Search the records for the word "Friday" and report each line that has it.

____________

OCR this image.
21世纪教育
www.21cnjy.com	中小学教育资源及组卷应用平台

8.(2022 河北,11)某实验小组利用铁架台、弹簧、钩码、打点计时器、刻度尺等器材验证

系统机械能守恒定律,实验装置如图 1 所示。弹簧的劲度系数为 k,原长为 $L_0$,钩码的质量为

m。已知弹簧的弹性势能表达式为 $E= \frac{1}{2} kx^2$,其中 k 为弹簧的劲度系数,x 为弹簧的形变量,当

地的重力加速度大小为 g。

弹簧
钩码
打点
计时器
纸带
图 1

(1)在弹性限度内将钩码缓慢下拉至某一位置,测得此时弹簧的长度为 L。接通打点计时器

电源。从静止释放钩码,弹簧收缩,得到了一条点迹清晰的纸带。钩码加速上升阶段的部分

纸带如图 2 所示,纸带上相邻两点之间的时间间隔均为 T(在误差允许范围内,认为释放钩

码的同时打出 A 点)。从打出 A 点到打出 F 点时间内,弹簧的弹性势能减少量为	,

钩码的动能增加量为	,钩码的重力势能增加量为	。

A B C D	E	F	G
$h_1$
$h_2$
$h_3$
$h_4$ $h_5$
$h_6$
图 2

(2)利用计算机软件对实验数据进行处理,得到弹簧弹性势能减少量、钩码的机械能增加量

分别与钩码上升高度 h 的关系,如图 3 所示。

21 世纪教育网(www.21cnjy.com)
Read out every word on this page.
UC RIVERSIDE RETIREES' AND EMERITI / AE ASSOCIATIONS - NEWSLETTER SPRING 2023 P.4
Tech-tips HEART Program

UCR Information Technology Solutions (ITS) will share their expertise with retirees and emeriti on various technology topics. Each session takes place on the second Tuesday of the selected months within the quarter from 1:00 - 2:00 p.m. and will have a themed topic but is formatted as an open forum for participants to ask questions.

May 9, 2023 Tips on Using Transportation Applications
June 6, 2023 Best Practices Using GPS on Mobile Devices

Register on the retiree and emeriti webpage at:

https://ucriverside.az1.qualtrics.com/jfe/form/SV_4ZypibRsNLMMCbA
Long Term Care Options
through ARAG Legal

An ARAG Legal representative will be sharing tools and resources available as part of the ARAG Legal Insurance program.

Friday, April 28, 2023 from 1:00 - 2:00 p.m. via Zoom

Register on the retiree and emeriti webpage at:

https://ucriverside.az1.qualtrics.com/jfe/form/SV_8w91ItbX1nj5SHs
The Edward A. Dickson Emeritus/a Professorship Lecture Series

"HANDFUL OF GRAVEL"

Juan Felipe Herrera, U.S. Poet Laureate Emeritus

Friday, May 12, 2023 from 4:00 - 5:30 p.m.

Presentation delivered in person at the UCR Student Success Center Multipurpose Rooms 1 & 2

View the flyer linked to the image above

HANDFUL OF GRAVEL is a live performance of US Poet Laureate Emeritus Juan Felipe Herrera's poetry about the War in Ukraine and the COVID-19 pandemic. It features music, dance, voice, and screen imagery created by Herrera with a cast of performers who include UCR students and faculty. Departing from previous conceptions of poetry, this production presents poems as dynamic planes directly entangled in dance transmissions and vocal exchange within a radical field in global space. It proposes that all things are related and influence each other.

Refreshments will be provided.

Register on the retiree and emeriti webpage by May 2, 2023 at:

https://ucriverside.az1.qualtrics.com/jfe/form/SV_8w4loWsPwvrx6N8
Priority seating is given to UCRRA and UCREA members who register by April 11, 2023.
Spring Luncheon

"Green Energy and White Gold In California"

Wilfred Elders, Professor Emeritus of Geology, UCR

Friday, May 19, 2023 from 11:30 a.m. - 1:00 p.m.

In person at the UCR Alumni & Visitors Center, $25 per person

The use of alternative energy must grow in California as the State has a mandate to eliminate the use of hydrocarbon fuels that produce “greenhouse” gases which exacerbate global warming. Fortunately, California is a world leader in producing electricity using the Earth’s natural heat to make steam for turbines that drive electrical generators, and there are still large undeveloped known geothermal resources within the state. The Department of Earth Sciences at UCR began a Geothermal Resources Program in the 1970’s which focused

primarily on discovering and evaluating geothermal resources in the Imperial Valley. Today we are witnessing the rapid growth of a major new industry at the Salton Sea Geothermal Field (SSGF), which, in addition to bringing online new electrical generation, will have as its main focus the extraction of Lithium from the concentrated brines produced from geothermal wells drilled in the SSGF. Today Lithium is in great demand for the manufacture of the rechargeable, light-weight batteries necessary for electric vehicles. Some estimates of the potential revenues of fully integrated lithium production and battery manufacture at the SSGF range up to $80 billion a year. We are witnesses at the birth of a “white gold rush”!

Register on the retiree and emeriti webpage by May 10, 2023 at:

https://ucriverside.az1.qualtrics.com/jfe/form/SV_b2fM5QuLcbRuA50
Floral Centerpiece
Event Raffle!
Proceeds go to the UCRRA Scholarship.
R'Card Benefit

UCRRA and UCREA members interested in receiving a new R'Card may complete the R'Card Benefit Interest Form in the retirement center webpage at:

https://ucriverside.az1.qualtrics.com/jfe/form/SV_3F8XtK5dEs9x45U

____________

-- Answer to this exercise --
Friday, April 28, 2023 from 1:00 - 2:00 p.m. via Zoom
Friday, May 12, 2023 from 4:00 - 5:30 p.m.
Friday, May 19, 2023 from 11:30 a.m. - 1:00 p.m.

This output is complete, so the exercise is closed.